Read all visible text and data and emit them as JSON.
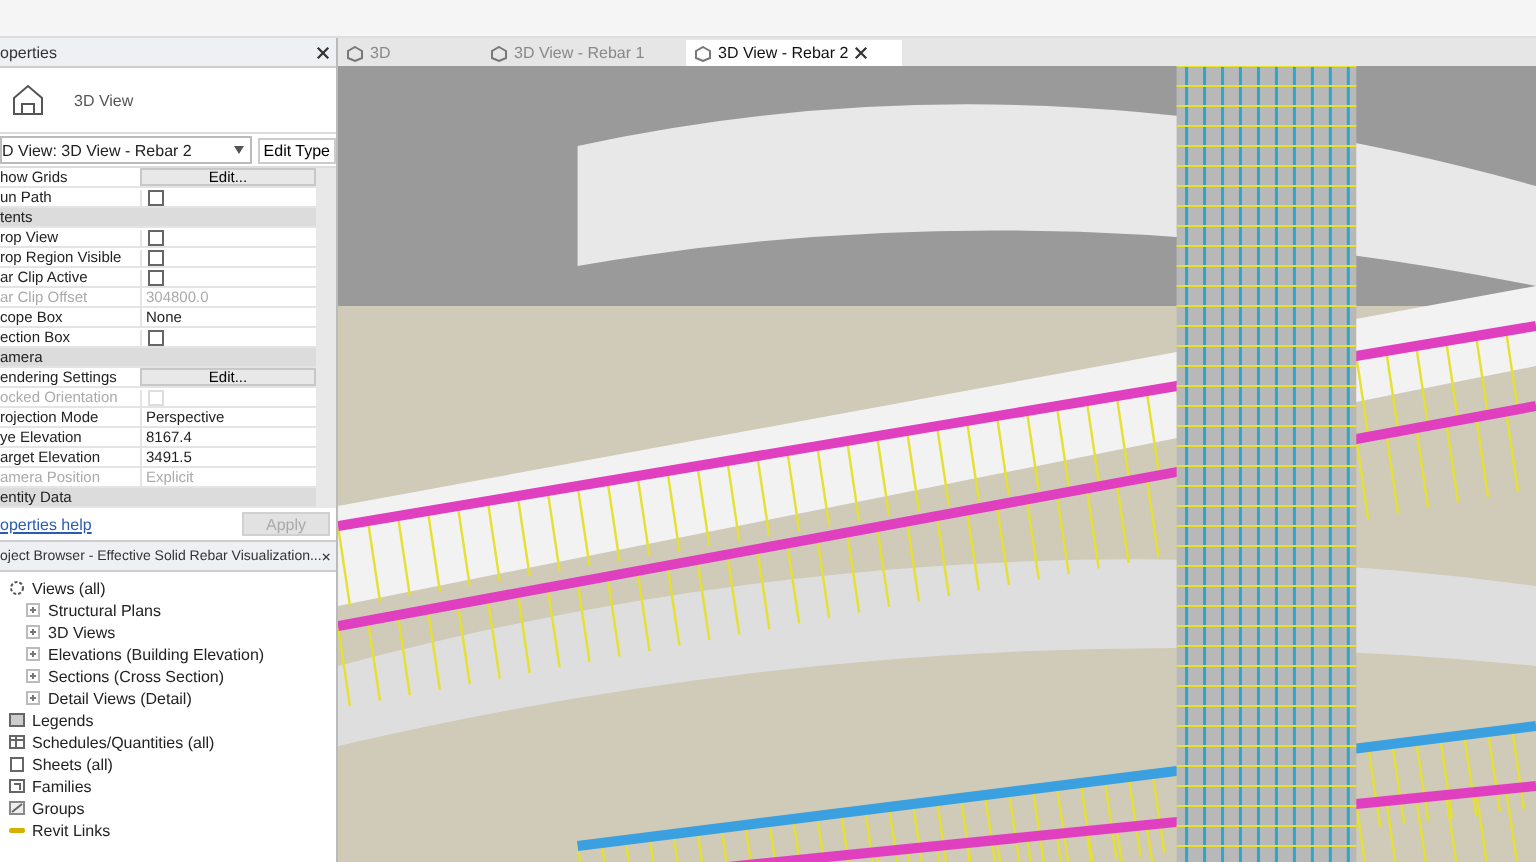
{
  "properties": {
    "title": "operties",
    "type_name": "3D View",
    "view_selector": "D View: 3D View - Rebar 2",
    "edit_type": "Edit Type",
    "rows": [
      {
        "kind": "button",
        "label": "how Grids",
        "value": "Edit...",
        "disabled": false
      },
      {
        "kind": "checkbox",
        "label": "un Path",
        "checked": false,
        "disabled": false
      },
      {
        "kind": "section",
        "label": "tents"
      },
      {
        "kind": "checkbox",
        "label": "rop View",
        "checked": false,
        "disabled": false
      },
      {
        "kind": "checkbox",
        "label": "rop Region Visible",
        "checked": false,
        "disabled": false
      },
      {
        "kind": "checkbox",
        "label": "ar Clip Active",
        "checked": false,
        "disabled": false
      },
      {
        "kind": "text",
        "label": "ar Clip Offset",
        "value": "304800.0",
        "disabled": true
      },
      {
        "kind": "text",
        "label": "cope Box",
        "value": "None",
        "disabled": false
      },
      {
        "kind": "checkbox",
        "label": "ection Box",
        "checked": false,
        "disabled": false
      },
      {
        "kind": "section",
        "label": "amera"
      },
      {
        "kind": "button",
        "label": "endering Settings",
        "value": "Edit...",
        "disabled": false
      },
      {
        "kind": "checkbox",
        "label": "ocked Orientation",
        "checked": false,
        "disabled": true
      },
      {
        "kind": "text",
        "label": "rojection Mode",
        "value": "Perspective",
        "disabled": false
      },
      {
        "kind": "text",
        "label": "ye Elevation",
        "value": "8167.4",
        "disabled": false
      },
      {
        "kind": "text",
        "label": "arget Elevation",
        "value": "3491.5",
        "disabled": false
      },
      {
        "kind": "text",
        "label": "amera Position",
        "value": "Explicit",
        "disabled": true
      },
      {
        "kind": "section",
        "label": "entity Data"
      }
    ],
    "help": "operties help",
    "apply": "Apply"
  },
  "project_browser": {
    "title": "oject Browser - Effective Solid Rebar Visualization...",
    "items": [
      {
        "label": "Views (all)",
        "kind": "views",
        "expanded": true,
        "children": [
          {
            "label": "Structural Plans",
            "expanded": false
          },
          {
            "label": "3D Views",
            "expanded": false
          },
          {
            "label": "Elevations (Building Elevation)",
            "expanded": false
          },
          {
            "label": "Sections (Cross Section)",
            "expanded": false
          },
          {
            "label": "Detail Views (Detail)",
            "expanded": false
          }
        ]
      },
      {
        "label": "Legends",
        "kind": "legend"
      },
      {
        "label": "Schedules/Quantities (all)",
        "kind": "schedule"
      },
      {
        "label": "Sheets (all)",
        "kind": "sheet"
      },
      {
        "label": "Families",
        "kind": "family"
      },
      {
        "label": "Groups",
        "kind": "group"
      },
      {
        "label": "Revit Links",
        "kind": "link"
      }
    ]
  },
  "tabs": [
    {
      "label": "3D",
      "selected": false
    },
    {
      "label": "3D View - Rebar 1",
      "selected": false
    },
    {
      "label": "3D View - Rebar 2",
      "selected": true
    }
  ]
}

__To do__.
Write out all the entries exactly, except for the pictures.

__The answer__.
Read all visible text and data and emit them as JSON.
{
  "properties": {
    "title": "operties",
    "type_name": "3D View",
    "view_selector": "D View: 3D View - Rebar 2",
    "edit_type": "Edit Type",
    "rows": [
      {
        "kind": "button",
        "label": "how Grids",
        "value": "Edit...",
        "disabled": false
      },
      {
        "kind": "checkbox",
        "label": "un Path",
        "checked": false,
        "disabled": false
      },
      {
        "kind": "section",
        "label": "tents"
      },
      {
        "kind": "checkbox",
        "label": "rop View",
        "checked": false,
        "disabled": false
      },
      {
        "kind": "checkbox",
        "label": "rop Region Visible",
        "checked": false,
        "disabled": false
      },
      {
        "kind": "checkbox",
        "label": "ar Clip Active",
        "checked": false,
        "disabled": false
      },
      {
        "kind": "text",
        "label": "ar Clip Offset",
        "value": "304800.0",
        "disabled": true
      },
      {
        "kind": "text",
        "label": "cope Box",
        "value": "None",
        "disabled": false
      },
      {
        "kind": "checkbox",
        "label": "ection Box",
        "checked": false,
        "disabled": false
      },
      {
        "kind": "section",
        "label": "amera"
      },
      {
        "kind": "button",
        "label": "endering Settings",
        "value": "Edit...",
        "disabled": false
      },
      {
        "kind": "checkbox",
        "label": "ocked Orientation",
        "checked": false,
        "disabled": true
      },
      {
        "kind": "text",
        "label": "rojection Mode",
        "value": "Perspective",
        "disabled": false
      },
      {
        "kind": "text",
        "label": "ye Elevation",
        "value": "8167.4",
        "disabled": false
      },
      {
        "kind": "text",
        "label": "arget Elevation",
        "value": "3491.5",
        "disabled": false
      },
      {
        "kind": "text",
        "label": "amera Position",
        "value": "Explicit",
        "disabled": true
      },
      {
        "kind": "section",
        "label": "entity Data"
      }
    ],
    "help": "operties help",
    "apply": "Apply"
  },
  "project_browser": {
    "title": "oject Browser - Effective Solid Rebar Visualization...",
    "items": [
      {
        "label": "Views (all)",
        "kind": "views",
        "expanded": true,
        "children": [
          {
            "label": "Structural Plans",
            "expanded": false
          },
          {
            "label": "3D Views",
            "expanded": false
          },
          {
            "label": "Elevations (Building Elevation)",
            "expanded": false
          },
          {
            "label": "Sections (Cross Section)",
            "expanded": false
          },
          {
            "label": "Detail Views (Detail)",
            "expanded": false
          }
        ]
      },
      {
        "label": "Legends",
        "kind": "legend"
      },
      {
        "label": "Schedules/Quantities (all)",
        "kind": "schedule"
      },
      {
        "label": "Sheets (all)",
        "kind": "sheet"
      },
      {
        "label": "Families",
        "kind": "family"
      },
      {
        "label": "Groups",
        "kind": "group"
      },
      {
        "label": "Revit Links",
        "kind": "link"
      }
    ]
  },
  "tabs": [
    {
      "label": "3D",
      "selected": false
    },
    {
      "label": "3D View - Rebar 1",
      "selected": false
    },
    {
      "label": "3D View - Rebar 2",
      "selected": true
    }
  ]
}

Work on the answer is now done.